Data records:
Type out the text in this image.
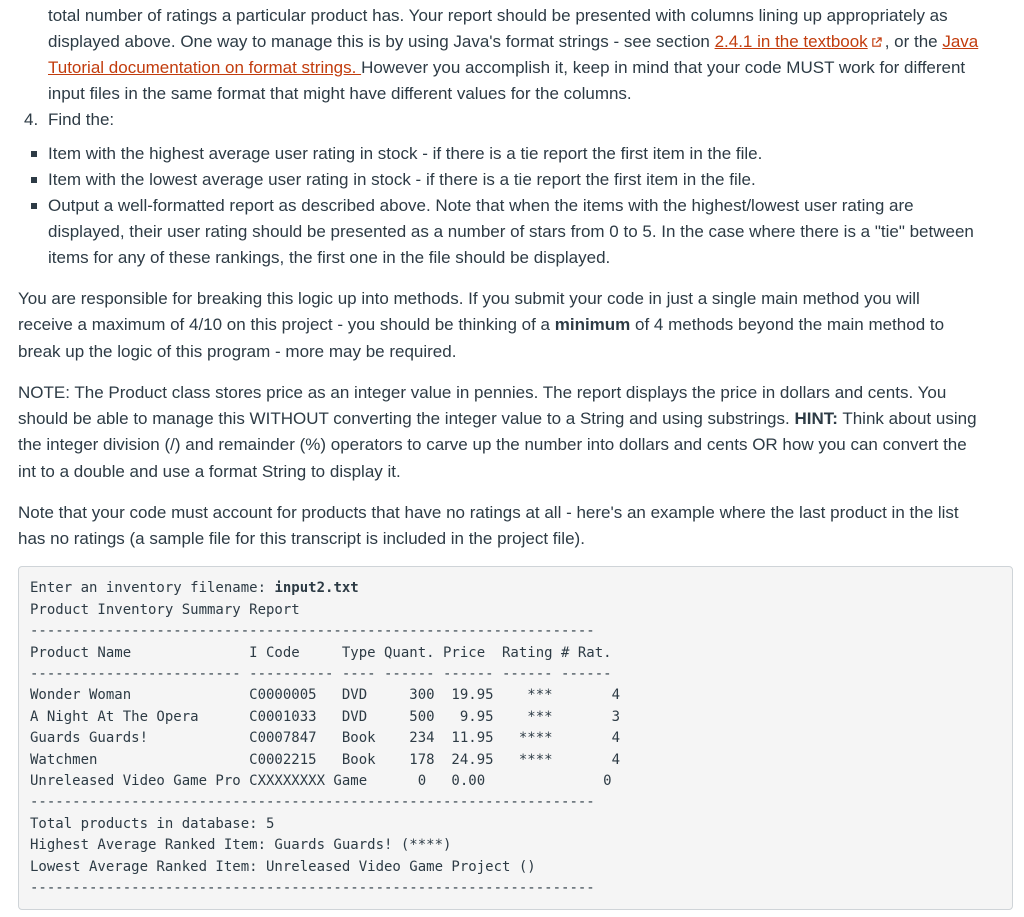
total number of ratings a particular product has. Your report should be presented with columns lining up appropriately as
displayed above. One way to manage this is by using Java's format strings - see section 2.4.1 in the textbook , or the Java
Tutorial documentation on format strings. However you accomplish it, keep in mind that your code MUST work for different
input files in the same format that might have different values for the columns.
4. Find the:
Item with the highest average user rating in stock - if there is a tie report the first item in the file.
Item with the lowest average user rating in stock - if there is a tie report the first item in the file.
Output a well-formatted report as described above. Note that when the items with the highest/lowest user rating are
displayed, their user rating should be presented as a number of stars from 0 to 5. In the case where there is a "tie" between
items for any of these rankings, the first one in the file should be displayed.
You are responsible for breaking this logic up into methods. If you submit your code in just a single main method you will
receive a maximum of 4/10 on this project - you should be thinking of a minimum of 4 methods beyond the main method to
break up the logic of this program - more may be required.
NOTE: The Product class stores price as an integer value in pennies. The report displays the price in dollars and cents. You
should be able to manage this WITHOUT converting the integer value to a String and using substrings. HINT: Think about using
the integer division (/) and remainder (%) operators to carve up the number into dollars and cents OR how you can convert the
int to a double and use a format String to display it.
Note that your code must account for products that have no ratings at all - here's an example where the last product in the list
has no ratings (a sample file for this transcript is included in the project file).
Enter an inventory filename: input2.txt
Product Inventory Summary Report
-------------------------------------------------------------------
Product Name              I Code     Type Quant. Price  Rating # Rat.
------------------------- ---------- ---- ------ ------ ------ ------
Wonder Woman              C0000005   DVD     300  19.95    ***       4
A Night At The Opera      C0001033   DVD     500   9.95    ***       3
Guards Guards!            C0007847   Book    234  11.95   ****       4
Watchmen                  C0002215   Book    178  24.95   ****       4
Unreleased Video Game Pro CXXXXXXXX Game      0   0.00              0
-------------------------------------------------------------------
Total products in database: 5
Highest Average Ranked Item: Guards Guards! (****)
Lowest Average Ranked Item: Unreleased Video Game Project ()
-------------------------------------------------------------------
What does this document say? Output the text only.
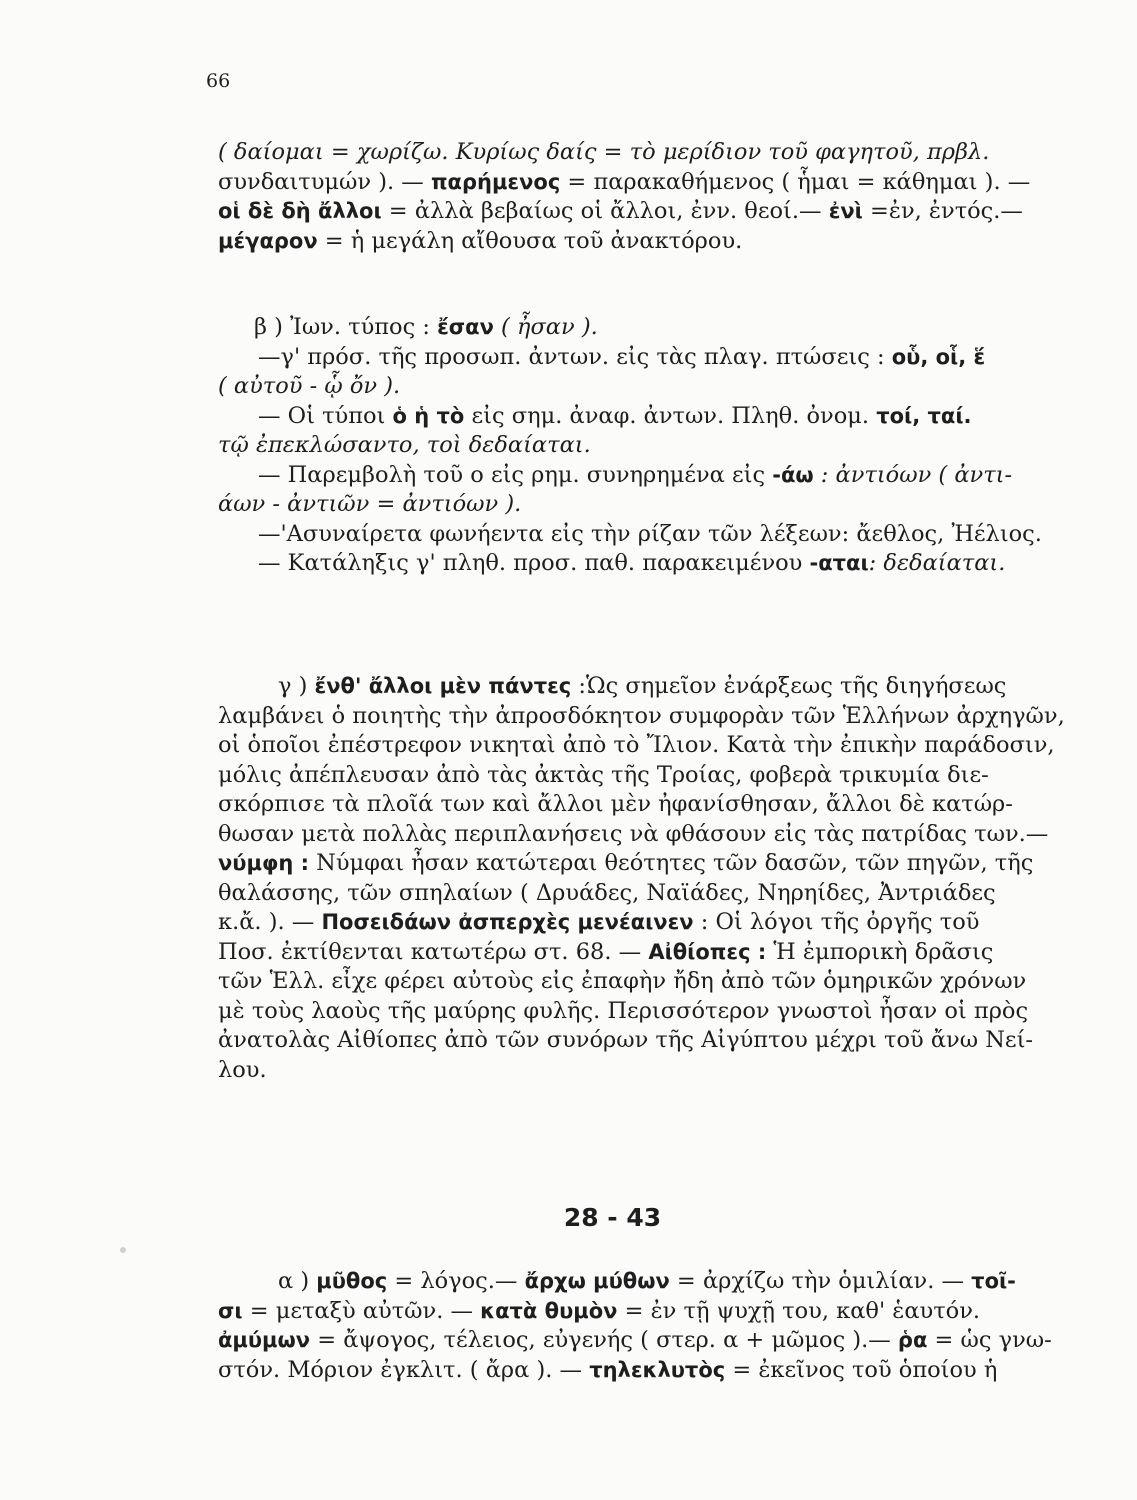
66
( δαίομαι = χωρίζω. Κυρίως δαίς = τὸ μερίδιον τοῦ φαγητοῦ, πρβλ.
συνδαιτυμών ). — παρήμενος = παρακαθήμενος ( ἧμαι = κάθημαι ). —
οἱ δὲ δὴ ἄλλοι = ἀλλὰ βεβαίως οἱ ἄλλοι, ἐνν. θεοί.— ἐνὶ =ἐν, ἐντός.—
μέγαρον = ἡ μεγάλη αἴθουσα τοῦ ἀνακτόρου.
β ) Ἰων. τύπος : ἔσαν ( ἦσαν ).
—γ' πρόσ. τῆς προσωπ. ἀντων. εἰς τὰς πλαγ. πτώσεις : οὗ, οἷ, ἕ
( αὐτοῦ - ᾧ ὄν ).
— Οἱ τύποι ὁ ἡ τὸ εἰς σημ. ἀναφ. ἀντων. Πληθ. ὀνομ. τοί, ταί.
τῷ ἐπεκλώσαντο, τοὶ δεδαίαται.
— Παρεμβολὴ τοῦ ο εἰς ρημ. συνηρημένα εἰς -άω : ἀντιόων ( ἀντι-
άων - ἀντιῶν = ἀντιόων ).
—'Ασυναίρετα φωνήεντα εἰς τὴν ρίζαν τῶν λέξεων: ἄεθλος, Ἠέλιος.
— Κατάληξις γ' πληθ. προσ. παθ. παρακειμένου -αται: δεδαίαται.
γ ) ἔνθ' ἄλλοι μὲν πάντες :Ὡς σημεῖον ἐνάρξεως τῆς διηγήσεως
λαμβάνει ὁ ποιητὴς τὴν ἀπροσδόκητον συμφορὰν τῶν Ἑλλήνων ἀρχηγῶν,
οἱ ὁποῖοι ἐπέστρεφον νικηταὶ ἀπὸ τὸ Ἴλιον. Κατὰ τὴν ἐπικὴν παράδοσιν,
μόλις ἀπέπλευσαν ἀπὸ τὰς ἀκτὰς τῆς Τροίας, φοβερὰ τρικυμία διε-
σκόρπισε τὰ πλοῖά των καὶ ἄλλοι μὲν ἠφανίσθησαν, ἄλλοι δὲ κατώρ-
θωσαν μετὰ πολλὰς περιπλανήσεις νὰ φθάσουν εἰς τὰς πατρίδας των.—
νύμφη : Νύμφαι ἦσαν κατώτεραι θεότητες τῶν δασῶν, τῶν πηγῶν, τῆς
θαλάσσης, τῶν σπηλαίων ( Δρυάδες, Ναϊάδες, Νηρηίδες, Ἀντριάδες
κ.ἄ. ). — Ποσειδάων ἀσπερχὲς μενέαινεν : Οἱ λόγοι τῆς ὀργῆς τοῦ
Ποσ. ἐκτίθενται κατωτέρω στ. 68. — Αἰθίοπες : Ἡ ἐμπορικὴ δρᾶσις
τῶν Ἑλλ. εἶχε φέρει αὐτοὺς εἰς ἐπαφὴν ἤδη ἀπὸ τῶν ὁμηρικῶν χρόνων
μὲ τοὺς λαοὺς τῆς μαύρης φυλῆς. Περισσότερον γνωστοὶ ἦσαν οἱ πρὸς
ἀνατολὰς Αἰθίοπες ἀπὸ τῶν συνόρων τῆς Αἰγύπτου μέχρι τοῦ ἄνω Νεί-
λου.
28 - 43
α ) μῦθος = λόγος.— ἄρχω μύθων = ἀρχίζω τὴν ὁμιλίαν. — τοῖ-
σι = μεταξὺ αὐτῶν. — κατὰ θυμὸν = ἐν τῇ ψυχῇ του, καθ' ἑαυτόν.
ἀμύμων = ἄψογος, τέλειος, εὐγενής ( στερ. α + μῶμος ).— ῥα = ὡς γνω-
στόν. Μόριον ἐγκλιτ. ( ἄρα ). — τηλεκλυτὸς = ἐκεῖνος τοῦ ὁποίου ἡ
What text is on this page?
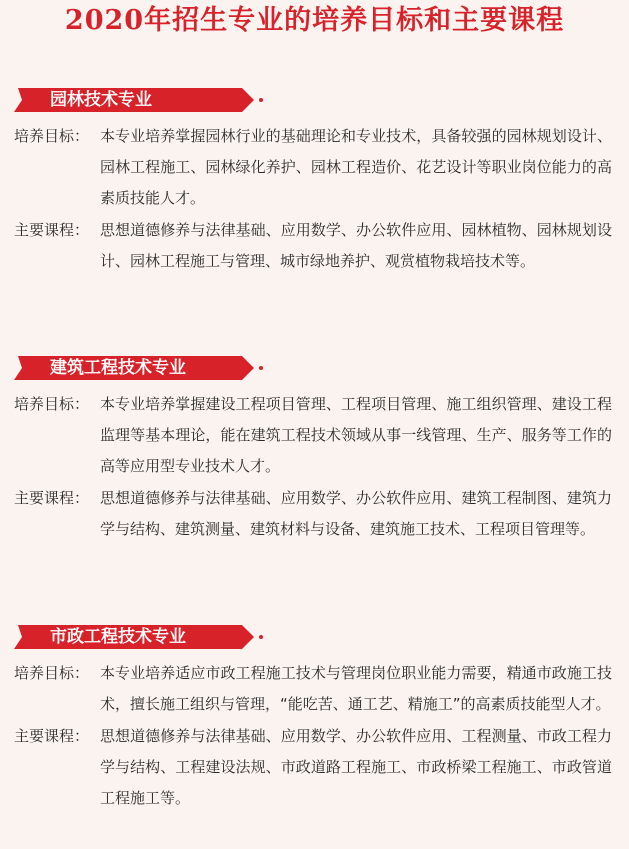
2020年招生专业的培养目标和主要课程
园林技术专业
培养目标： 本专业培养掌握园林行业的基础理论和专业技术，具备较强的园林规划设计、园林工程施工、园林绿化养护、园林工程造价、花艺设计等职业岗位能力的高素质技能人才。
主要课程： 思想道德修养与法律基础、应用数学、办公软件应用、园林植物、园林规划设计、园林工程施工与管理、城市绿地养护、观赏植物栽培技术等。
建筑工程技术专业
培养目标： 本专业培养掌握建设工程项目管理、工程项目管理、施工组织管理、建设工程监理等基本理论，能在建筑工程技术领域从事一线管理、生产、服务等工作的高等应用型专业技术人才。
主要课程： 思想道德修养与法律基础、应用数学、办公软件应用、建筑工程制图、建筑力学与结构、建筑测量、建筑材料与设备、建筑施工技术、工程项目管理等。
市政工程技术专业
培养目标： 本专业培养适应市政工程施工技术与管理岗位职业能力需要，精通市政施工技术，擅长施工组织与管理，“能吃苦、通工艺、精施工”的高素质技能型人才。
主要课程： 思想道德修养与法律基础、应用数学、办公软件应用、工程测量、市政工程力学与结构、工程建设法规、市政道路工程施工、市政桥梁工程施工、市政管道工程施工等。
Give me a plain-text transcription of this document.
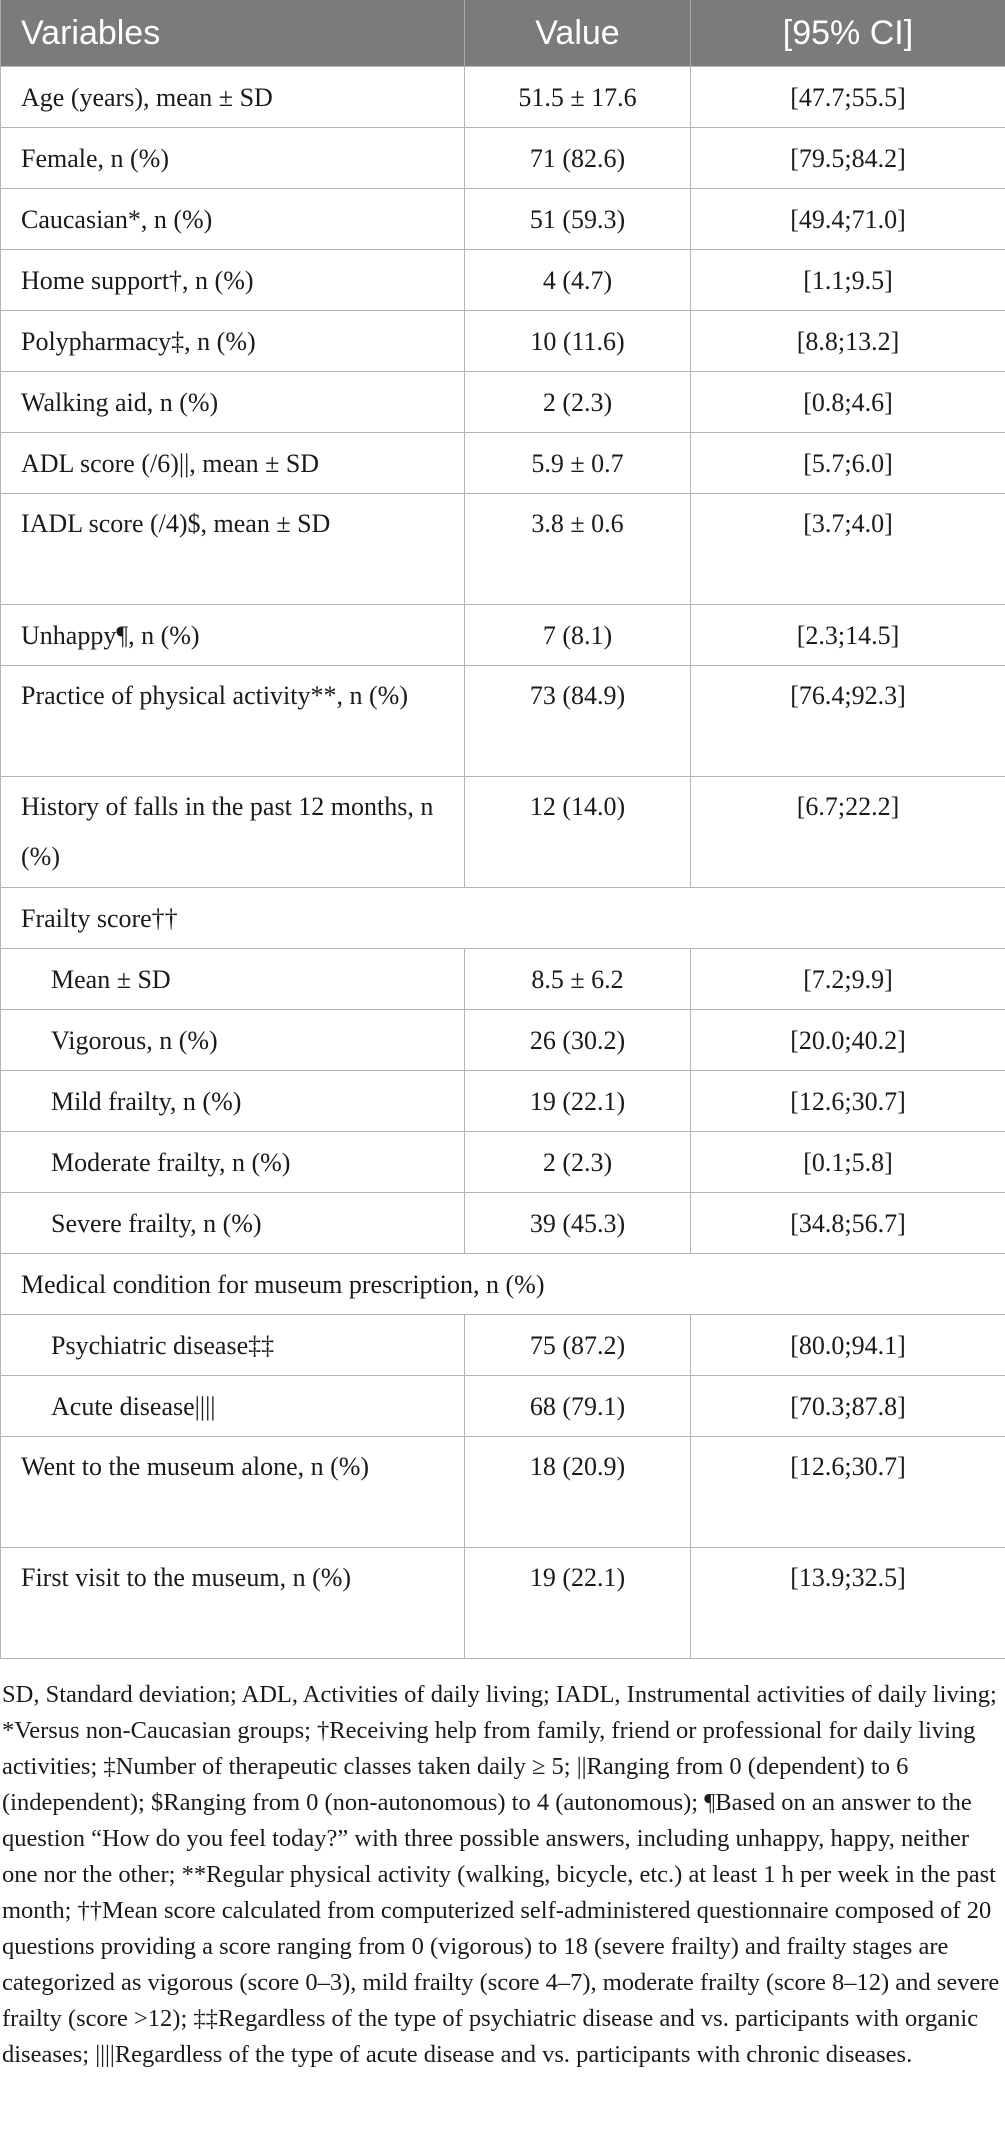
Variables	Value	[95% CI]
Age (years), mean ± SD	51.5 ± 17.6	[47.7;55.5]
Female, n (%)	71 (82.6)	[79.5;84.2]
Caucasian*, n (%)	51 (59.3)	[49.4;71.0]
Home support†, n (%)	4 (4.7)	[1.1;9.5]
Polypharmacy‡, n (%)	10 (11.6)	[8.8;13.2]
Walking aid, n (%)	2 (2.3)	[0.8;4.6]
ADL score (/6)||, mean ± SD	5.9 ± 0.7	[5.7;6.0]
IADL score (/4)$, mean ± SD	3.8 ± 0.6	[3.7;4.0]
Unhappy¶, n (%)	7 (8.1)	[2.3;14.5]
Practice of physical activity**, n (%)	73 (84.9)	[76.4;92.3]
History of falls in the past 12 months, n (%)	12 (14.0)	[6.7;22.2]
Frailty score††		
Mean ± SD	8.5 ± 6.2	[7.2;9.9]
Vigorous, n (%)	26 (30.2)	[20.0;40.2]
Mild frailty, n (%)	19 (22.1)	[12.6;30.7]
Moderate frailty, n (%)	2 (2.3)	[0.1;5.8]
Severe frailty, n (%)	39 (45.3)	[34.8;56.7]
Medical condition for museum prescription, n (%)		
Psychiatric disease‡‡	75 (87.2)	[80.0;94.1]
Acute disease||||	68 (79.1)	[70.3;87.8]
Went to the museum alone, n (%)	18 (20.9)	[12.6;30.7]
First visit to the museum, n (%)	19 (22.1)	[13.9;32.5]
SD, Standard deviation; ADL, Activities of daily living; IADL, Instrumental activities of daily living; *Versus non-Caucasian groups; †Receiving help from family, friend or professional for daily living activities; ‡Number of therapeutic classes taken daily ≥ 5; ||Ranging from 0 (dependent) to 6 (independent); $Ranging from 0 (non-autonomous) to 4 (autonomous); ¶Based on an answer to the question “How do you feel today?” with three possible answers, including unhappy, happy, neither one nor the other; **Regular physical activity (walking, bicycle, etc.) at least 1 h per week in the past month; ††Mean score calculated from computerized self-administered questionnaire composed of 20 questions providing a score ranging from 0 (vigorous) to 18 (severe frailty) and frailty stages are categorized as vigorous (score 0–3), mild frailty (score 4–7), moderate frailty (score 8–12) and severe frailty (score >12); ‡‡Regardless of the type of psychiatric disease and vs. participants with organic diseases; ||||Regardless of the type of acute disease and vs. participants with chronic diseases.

_GOAL_: Report only how many lines in the listing contain the string "integer".

_WRITTEN ANSWER_: 3